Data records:
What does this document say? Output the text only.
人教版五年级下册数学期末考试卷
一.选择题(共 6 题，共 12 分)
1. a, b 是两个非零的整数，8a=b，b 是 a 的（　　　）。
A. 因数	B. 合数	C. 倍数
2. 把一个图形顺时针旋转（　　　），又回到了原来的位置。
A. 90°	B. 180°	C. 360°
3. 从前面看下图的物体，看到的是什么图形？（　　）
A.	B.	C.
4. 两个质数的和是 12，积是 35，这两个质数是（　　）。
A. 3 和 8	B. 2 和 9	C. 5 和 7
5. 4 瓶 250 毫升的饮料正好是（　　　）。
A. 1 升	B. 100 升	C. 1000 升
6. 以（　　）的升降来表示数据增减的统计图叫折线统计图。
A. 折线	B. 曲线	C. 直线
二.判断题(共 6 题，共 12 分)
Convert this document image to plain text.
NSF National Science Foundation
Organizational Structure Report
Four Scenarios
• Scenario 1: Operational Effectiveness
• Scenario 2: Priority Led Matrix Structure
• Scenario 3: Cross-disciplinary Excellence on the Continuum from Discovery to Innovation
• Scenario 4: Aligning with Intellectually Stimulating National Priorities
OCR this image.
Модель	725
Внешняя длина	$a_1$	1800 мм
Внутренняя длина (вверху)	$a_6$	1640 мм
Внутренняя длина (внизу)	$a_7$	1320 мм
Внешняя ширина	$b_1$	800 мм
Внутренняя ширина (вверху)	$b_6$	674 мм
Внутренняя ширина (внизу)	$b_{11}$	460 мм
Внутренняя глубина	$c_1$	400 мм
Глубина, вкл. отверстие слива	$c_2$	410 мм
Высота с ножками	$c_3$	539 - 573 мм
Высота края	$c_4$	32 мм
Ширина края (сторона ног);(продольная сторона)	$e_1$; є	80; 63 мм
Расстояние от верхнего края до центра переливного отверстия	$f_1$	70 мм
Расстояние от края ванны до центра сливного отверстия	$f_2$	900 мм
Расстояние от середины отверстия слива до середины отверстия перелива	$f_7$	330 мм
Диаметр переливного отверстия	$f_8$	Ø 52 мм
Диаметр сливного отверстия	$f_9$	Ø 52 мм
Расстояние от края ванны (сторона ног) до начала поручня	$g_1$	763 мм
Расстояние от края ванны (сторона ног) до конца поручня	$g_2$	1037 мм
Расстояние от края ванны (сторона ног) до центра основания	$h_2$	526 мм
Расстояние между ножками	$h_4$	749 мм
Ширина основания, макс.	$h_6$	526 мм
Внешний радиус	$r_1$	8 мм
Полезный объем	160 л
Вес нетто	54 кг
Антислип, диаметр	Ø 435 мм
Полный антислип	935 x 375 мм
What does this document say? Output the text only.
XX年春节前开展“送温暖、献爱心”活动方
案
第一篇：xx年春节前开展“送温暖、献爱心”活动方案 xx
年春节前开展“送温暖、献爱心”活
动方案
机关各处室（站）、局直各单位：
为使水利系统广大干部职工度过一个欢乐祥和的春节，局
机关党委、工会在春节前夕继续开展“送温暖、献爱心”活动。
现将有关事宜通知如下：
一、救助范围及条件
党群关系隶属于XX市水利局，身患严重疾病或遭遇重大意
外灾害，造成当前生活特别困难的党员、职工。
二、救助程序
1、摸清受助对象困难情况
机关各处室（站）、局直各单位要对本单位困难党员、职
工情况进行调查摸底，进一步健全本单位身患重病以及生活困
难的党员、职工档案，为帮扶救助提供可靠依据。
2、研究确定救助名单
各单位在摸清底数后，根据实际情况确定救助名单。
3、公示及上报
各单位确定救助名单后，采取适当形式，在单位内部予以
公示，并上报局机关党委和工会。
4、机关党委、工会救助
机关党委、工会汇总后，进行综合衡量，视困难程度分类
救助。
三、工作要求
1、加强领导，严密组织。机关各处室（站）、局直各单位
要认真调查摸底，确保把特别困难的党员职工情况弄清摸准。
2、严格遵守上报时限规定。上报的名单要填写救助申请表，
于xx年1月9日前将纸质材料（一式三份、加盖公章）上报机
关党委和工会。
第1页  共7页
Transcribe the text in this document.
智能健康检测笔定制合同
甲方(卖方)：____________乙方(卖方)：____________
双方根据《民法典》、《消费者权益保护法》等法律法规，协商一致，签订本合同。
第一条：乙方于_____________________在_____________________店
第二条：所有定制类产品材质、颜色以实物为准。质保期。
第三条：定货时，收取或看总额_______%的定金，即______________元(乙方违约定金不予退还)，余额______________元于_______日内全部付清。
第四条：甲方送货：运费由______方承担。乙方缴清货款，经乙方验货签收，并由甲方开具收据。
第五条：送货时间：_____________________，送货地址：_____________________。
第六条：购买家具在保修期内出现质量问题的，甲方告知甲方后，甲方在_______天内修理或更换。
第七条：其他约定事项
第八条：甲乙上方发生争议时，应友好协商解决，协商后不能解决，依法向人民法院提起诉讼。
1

> _Goal_: Please output the entire listing exactly as it stands.

> _Reply_:
What does this document say? Output the text only.
人教版五年级下册数学期末考试卷
一.选择题(共 6 题，共 12 分)
1. a, b 是两个非零的整数，8a=b，b 是 a 的（　　　）。
A. 因数	B. 合数	C. 倍数
2. 把一个图形顺时针旋转（　　　），又回到了原来的位置。
A. 90°	B. 180°	C. 360°
3. 从前面看下图的物体，看到的是什么图形？（　　）
A.	B.	C.
4. 两个质数的和是 12，积是 35，这两个质数是（　　）。
A. 3 和 8	B. 2 和 9	C. 5 和 7
5. 4 瓶 250 毫升的饮料正好是（　　　）。
A. 1 升	B. 100 升	C. 1000 升
6. 以（　　）的升降来表示数据增减的统计图叫折线统计图。
A. 折线	B. 曲线	C. 直线
二.判断题(共 6 题，共 12 分)
Convert this document image to plain text.
NSF National Science Foundation
Organizational Structure Report
Four Scenarios
• Scenario 1: Operational Effectiveness
• Scenario 2: Priority Led Matrix Structure
• Scenario 3: Cross-disciplinary Excellence on the Continuum from Discovery to Innovation
• Scenario 4: Aligning with Intellectually Stimulating National Priorities
OCR this image.
Модель	725
Внешняя длина	$a_1$	1800 мм
Внутренняя длина (вверху)	$a_6$	1640 мм
Внутренняя длина (внизу)	$a_7$	1320 мм
Внешняя ширина	$b_1$	800 мм
Внутренняя ширина (вверху)	$b_6$	674 мм
Внутренняя ширина (внизу)	$b_{11}$	460 мм
Внутренняя глубина	$c_1$	400 мм
Глубина, вкл. отверстие слива	$c_2$	410 мм
Высота с ножками	$c_3$	539 - 573 мм
Высота края	$c_4$	32 мм
Ширина края (сторона ног);(продольная сторона)	$e_1$; є	80; 63 мм
Расстояние от верхнего края до центра переливного отверстия	$f_1$	70 мм
Расстояние от края ванны до центра сливного отверстия	$f_2$	900 мм
Расстояние от середины отверстия слива до середины отверстия перелива	$f_7$	330 мм
Диаметр переливного отверстия	$f_8$	Ø 52 мм
Диаметр сливного отверстия	$f_9$	Ø 52 мм
Расстояние от края ванны (сторона ног) до начала поручня	$g_1$	763 мм
Расстояние от края ванны (сторона ног) до конца поручня	$g_2$	1037 мм
Расстояние от края ванны (сторона ног) до центра основания	$h_2$	526 мм
Расстояние между ножками	$h_4$	749 мм
Ширина основания, макс.	$h_6$	526 мм
Внешний радиус	$r_1$	8 мм
Полезный объем	160 л
Вес нетто	54 кг
Антислип, диаметр	Ø 435 мм
Полный антислип	935 x 375 мм
What does this document say? Output the text only.
XX年春节前开展“送温暖、献爱心”活动方
案
第一篇：xx年春节前开展“送温暖、献爱心”活动方案 xx
年春节前开展“送温暖、献爱心”活
动方案
机关各处室（站）、局直各单位：
为使水利系统广大干部职工度过一个欢乐祥和的春节，局
机关党委、工会在春节前夕继续开展“送温暖、献爱心”活动。
现将有关事宜通知如下：
一、救助范围及条件
党群关系隶属于XX市水利局，身患严重疾病或遭遇重大意
外灾害，造成当前生活特别困难的党员、职工。
二、救助程序
1、摸清受助对象困难情况
机关各处室（站）、局直各单位要对本单位困难党员、职
工情况进行调查摸底，进一步健全本单位身患重病以及生活困
难的党员、职工档案，为帮扶救助提供可靠依据。
2、研究确定救助名单
各单位在摸清底数后，根据实际情况确定救助名单。
3、公示及上报
各单位确定救助名单后，采取适当形式，在单位内部予以
公示，并上报局机关党委和工会。
4、机关党委、工会救助
机关党委、工会汇总后，进行综合衡量，视困难程度分类
救助。
三、工作要求
1、加强领导，严密组织。机关各处室（站）、局直各单位
要认真调查摸底，确保把特别困难的党员职工情况弄清摸准。
2、严格遵守上报时限规定。上报的名单要填写救助申请表，
于xx年1月9日前将纸质材料（一式三份、加盖公章）上报机
关党委和工会。
第1页  共7页
Transcribe the text in this document.
智能健康检测笔定制合同
甲方(卖方)：____________乙方(卖方)：____________
双方根据《民法典》、《消费者权益保护法》等法律法规，协商一致，签订本合同。
第一条：乙方于_____________________在_____________________店
第二条：所有定制类产品材质、颜色以实物为准。质保期。
第三条：定货时，收取或看总额_______%的定金，即______________元(乙方违约定金不予退还)，余额______________元于_______日内全部付清。
第四条：甲方送货：运费由______方承担。乙方缴清货款，经乙方验货签收，并由甲方开具收据。
第五条：送货时间：_____________________，送货地址：_____________________。
第六条：购买家具在保修期内出现质量问题的，甲方告知甲方后，甲方在_______天内修理或更换。
第七条：其他约定事项
第八条：甲乙上方发生争议时，应友好协商解决，协商后不能解决，依法向人民法院提起诉讼。
1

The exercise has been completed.